WRITTEN EXERCISE:
Leave out the images and repeat the listing below without a single change.

AVAILABLE RECORDS:

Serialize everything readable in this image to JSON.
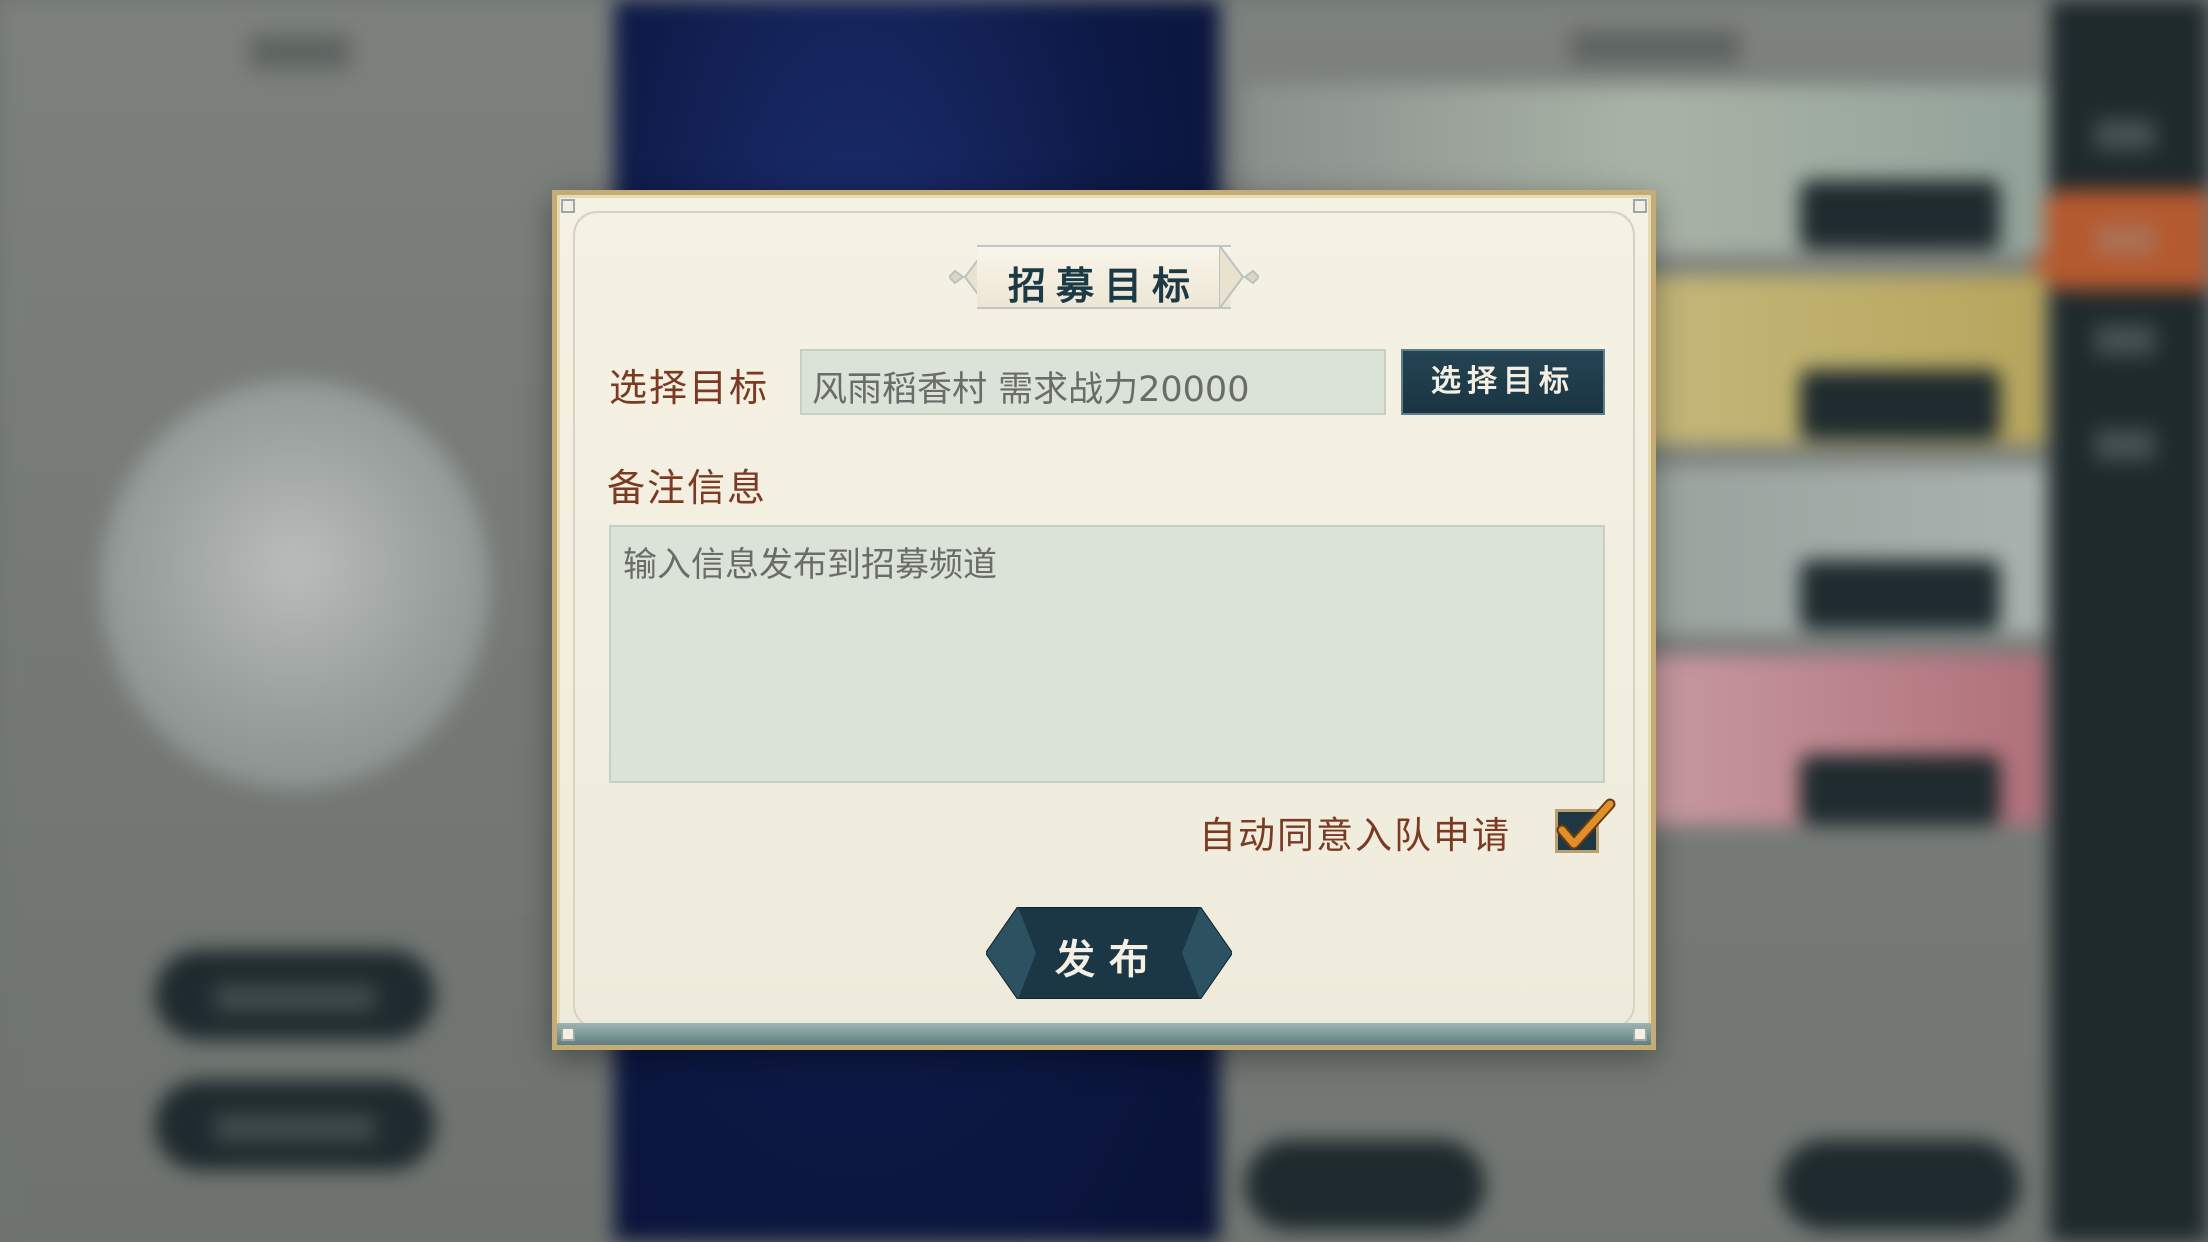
{
  "dialog": {
    "title": "招募目标",
    "select_target_label": "选择目标",
    "target_value": "风雨稻香村 需求战力20000",
    "select_target_button": "选择目标",
    "notes_label": "备注信息",
    "notes_placeholder": "输入信息发布到招募频道",
    "auto_accept_label": "自动同意入队申请",
    "auto_accept_checked": true,
    "publish_button": "发布"
  },
  "colors": {
    "label_brown": "#7a3b22",
    "button_dark_teal": "#1f3a48",
    "dialog_parchment": "#f2eee0",
    "field_bg": "#dbe2d8",
    "check_orange": "#e0902a"
  },
  "icons": {
    "checkmark": "checkmark-icon"
  }
}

RESPONSE FOR THIS EXERCISE:
Serialize everything readable in this image to JSON.
{
  "dialog": {
    "title": "招募目标",
    "select_target_label": "选择目标",
    "target_value": "风雨稻香村 需求战力20000",
    "select_target_button": "选择目标",
    "notes_label": "备注信息",
    "notes_placeholder": "输入信息发布到招募频道",
    "auto_accept_label": "自动同意入队申请",
    "auto_accept_checked": true,
    "publish_button": "发布"
  },
  "colors": {
    "label_brown": "#7a3b22",
    "button_dark_teal": "#1f3a48",
    "dialog_parchment": "#f2eee0",
    "field_bg": "#dbe2d8",
    "check_orange": "#e0902a"
  },
  "icons": {
    "checkmark": "checkmark-icon"
  }
}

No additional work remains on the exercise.